- Your instructions:
Tally the lines that hold the string "JSON", and reply with the count alone.

** Start of Extracted material **

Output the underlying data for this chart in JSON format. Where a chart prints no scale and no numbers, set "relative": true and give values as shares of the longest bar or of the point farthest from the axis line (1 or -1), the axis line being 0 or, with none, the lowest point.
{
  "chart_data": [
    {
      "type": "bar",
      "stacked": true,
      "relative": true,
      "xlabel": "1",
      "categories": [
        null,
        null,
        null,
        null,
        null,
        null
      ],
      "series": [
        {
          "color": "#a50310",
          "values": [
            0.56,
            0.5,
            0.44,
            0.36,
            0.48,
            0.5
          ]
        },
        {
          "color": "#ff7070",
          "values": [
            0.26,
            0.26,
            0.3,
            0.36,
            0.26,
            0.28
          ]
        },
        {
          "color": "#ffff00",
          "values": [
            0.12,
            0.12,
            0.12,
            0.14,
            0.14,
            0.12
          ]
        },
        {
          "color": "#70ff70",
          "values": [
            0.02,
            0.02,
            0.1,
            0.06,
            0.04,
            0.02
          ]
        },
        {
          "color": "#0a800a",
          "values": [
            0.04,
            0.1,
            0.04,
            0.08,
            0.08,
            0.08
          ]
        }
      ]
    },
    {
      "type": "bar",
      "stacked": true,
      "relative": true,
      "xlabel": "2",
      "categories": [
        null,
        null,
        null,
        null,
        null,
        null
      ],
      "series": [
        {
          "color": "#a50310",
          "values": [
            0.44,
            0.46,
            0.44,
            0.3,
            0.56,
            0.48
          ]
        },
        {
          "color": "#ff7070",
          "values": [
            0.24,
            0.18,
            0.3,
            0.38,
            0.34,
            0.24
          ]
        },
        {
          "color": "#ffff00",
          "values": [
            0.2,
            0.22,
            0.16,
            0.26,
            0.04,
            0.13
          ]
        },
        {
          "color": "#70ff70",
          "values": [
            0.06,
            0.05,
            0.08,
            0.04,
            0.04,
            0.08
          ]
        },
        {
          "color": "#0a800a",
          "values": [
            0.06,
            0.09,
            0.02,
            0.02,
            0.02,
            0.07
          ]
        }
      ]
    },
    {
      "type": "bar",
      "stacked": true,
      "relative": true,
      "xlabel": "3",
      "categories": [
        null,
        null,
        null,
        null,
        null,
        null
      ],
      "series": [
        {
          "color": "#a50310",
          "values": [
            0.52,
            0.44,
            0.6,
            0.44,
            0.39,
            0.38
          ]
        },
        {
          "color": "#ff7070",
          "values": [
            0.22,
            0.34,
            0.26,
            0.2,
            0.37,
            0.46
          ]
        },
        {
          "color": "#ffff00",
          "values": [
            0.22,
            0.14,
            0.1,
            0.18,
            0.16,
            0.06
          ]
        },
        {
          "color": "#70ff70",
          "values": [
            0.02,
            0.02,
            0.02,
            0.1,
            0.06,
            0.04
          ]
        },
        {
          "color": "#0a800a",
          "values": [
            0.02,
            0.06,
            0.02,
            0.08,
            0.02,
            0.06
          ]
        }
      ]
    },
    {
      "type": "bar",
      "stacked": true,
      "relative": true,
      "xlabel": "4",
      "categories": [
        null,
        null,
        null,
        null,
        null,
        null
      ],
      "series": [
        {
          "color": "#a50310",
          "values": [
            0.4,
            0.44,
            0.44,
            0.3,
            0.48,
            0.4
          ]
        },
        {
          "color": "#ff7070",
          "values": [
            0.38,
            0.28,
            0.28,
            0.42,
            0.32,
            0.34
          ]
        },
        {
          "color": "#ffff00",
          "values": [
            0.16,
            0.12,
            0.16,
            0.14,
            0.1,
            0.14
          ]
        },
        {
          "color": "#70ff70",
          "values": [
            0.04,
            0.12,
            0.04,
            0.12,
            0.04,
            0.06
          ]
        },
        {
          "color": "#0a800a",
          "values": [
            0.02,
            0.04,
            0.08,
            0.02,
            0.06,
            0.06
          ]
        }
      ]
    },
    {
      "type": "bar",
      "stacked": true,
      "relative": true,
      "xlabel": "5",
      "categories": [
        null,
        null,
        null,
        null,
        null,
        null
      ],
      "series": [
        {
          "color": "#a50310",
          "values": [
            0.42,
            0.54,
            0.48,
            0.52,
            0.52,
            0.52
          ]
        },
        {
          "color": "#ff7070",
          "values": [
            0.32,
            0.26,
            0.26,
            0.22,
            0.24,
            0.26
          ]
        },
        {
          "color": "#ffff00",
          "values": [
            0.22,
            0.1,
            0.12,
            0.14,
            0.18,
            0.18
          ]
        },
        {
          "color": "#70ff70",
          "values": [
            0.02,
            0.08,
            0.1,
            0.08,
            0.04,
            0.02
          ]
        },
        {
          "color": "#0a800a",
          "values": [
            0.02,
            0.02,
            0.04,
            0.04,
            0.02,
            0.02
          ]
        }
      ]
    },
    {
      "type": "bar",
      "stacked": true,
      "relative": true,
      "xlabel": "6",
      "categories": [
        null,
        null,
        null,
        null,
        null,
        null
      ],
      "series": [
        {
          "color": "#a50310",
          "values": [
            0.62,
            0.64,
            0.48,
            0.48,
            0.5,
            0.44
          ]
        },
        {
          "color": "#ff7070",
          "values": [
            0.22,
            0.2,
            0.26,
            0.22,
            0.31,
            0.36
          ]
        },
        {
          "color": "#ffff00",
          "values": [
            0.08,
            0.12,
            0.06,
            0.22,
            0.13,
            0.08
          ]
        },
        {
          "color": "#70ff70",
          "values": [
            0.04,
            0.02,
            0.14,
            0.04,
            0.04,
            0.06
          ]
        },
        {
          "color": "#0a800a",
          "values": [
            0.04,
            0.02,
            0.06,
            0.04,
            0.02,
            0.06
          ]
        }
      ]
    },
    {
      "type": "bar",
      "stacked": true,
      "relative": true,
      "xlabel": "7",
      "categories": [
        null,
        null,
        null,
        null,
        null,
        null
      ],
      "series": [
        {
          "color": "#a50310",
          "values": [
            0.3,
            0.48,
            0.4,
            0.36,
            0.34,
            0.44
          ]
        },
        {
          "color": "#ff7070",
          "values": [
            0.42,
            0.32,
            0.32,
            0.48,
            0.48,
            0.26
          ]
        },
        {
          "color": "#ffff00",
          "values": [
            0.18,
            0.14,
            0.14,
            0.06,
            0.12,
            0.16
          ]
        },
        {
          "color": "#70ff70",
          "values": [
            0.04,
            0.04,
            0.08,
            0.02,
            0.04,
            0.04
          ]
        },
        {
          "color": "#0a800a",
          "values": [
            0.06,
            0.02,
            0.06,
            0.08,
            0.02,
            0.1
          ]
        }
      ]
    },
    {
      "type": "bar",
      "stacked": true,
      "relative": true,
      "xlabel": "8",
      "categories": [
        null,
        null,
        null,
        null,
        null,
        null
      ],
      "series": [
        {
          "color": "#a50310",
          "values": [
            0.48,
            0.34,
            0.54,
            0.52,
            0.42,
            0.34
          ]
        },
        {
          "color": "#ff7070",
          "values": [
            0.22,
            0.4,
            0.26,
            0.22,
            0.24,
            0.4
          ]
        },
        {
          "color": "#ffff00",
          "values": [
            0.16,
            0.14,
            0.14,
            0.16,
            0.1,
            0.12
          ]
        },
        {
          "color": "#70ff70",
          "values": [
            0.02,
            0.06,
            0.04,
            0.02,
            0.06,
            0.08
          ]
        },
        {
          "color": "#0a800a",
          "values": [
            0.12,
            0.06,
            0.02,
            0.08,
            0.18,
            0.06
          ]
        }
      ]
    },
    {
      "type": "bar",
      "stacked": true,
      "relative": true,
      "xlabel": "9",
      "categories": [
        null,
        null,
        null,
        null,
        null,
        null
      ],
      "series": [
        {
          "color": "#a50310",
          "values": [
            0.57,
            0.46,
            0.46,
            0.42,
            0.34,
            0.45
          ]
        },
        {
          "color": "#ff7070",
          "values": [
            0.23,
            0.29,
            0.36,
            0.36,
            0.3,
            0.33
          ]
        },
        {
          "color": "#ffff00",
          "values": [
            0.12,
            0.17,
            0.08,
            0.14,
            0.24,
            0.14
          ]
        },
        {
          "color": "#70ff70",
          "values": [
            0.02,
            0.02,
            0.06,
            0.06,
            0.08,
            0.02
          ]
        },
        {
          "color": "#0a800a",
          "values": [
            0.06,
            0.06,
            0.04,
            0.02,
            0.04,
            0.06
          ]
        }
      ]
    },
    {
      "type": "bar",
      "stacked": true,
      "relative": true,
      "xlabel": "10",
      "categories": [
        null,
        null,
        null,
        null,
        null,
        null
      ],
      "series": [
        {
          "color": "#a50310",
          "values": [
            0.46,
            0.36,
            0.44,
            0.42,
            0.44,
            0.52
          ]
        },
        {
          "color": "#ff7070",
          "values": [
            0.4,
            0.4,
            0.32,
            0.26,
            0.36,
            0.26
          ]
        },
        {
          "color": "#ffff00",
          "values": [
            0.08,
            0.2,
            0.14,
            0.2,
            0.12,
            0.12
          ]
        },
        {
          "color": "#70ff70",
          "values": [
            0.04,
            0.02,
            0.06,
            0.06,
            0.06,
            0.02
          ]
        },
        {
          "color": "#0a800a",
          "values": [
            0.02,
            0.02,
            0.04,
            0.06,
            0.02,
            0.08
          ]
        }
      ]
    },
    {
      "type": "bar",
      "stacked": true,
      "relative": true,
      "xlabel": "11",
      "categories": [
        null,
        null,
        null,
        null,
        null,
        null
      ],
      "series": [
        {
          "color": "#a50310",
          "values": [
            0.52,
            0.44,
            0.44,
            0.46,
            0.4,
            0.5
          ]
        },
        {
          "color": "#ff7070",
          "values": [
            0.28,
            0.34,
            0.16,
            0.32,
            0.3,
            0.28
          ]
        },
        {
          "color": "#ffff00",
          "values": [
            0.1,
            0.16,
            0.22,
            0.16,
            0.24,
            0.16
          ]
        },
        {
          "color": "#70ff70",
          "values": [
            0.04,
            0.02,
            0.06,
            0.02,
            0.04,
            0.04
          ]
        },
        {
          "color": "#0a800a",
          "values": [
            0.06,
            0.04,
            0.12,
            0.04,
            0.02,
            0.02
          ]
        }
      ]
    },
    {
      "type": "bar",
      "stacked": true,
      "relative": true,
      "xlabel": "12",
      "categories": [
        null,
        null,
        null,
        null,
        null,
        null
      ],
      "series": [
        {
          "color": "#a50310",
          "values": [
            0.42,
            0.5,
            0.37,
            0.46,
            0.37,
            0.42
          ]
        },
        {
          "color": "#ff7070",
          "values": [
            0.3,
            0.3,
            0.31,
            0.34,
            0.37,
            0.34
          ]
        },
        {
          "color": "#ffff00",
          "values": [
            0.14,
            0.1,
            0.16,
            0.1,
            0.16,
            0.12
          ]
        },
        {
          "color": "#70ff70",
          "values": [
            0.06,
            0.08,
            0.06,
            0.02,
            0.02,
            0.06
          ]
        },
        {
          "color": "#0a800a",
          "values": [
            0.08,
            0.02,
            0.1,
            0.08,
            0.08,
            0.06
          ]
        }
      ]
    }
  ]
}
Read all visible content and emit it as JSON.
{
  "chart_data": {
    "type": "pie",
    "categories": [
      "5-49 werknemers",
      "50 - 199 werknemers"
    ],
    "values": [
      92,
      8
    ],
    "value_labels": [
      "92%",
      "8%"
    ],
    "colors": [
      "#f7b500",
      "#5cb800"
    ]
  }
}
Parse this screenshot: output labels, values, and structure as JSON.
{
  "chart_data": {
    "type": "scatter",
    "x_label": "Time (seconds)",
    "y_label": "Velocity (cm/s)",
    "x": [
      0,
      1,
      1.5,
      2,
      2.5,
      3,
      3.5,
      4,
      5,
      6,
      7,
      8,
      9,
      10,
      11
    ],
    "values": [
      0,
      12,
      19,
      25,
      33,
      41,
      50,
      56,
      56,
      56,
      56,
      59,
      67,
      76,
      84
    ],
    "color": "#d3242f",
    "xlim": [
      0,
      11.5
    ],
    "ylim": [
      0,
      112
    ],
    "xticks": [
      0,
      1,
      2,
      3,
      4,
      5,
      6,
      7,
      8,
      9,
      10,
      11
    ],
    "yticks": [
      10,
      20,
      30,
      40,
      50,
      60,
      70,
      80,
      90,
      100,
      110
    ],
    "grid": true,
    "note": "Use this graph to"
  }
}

** End of Extracted material **

- Task result:
3